• [Work to do]: Using the listing below, copy every line that mentions "source".

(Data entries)
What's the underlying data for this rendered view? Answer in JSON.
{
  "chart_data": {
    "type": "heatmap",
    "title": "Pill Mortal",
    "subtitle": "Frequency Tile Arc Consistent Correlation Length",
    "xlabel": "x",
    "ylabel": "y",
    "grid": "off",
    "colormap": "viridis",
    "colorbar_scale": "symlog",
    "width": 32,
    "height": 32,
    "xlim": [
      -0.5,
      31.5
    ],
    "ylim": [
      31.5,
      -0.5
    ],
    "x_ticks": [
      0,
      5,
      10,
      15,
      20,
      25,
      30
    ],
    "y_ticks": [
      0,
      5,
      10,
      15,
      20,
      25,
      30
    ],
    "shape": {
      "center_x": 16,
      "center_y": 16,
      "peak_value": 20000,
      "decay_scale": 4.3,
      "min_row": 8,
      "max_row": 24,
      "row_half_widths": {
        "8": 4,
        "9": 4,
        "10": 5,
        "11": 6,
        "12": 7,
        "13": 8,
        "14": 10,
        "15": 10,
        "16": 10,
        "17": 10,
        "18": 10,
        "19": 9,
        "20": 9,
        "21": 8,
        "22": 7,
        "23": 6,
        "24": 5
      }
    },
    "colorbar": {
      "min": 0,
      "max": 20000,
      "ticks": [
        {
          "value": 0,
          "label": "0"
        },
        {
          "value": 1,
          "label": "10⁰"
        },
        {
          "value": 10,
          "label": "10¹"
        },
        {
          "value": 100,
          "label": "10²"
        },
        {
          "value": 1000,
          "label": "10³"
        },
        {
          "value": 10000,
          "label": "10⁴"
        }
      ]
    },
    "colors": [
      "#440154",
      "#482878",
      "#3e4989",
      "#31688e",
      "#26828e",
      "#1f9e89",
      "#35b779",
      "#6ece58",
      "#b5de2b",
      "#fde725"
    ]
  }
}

* * *

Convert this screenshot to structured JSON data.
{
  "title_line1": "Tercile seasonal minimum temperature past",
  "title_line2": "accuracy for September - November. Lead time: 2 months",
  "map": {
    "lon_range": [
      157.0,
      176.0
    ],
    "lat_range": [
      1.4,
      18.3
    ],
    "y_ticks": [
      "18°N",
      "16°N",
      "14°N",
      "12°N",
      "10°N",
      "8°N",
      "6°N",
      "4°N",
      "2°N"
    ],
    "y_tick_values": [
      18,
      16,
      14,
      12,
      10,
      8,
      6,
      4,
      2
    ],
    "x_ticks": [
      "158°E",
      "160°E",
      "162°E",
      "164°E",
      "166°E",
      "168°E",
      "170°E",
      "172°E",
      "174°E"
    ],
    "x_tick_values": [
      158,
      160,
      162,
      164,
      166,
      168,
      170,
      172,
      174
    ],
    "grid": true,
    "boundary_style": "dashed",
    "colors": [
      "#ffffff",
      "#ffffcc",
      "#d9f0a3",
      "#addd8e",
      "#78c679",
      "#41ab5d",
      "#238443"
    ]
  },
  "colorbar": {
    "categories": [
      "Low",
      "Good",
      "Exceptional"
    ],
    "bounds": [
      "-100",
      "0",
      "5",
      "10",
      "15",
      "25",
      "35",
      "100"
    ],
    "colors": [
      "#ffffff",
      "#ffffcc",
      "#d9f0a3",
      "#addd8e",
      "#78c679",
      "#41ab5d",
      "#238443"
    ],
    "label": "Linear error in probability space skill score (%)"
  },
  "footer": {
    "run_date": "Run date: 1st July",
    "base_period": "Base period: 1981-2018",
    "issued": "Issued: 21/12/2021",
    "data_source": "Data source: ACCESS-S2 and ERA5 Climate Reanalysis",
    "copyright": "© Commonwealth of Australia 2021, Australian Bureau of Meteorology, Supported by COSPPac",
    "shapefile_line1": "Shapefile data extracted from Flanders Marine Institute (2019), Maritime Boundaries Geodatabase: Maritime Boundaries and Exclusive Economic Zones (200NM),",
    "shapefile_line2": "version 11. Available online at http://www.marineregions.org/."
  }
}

* * *

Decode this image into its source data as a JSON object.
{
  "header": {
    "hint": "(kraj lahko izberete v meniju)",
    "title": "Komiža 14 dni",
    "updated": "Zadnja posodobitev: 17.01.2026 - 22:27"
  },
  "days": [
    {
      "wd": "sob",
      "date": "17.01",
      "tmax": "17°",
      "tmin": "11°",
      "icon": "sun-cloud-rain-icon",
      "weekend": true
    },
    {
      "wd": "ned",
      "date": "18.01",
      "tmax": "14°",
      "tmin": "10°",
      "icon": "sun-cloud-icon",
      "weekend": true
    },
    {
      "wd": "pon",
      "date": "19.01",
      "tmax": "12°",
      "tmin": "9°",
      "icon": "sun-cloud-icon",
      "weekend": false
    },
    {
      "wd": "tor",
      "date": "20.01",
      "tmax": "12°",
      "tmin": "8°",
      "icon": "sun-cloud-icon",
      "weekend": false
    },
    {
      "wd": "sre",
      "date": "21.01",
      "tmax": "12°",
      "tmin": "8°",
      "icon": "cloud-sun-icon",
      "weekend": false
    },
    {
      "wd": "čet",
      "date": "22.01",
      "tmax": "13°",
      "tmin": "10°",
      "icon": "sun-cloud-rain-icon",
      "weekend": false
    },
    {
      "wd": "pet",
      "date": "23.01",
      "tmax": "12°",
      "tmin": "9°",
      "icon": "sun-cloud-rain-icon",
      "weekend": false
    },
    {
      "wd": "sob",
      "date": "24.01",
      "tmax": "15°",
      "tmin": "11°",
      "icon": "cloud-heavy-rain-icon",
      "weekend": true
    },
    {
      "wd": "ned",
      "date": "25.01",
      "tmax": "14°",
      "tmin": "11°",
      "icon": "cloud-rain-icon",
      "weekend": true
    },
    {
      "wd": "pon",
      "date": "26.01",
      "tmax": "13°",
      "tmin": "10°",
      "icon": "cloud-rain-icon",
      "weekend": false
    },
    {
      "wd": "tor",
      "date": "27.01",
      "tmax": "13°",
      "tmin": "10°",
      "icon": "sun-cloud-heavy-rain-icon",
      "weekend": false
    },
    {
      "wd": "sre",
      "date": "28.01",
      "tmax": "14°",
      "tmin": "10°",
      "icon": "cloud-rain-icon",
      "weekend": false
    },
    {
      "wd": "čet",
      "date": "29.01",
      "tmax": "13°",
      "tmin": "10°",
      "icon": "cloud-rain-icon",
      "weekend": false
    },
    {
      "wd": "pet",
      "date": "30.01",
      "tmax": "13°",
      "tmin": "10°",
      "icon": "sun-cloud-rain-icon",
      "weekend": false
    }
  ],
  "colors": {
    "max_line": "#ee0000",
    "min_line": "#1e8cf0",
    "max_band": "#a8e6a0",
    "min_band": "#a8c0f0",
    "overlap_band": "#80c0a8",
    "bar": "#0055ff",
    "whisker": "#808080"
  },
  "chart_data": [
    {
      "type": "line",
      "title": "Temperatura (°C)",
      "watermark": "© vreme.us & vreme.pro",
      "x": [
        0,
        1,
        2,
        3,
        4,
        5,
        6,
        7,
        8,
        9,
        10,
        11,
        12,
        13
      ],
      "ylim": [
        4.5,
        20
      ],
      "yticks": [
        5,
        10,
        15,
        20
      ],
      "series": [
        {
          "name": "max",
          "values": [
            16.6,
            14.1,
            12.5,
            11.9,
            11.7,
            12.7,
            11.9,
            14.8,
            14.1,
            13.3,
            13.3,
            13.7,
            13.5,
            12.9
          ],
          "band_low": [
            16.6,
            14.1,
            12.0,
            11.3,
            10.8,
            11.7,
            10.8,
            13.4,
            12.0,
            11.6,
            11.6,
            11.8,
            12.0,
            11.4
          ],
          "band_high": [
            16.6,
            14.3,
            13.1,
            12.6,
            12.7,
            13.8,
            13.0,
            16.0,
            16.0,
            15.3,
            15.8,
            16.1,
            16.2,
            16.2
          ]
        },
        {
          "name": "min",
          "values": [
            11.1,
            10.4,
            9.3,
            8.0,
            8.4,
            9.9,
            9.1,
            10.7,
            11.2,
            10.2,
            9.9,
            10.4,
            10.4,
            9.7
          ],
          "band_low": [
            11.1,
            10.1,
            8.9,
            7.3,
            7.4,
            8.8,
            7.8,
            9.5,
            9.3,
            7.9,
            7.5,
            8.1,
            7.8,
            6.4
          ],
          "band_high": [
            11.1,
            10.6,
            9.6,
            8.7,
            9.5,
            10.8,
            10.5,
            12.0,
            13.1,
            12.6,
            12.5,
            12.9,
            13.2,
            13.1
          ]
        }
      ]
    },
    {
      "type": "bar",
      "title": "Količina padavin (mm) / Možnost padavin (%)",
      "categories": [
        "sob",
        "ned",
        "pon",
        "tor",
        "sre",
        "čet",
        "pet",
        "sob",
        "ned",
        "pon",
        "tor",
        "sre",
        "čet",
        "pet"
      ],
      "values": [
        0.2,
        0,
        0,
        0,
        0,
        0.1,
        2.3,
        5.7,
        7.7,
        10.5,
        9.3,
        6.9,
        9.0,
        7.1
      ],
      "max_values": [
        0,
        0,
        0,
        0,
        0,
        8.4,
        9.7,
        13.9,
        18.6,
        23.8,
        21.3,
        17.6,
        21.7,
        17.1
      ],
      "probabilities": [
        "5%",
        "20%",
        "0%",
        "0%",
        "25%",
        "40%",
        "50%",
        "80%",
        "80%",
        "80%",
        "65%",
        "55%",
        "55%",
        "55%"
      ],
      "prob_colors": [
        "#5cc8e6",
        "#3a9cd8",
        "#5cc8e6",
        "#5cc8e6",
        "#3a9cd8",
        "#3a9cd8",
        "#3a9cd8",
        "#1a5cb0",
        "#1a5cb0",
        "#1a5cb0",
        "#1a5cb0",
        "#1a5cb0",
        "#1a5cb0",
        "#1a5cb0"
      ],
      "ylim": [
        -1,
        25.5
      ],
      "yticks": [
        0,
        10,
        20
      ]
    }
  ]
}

• [Solution to the problem]:
    "data_source": "Data source: ACCESS-S2 and ERA5 Climate Reanalysis",
Decode this image into its source data as a JSON object.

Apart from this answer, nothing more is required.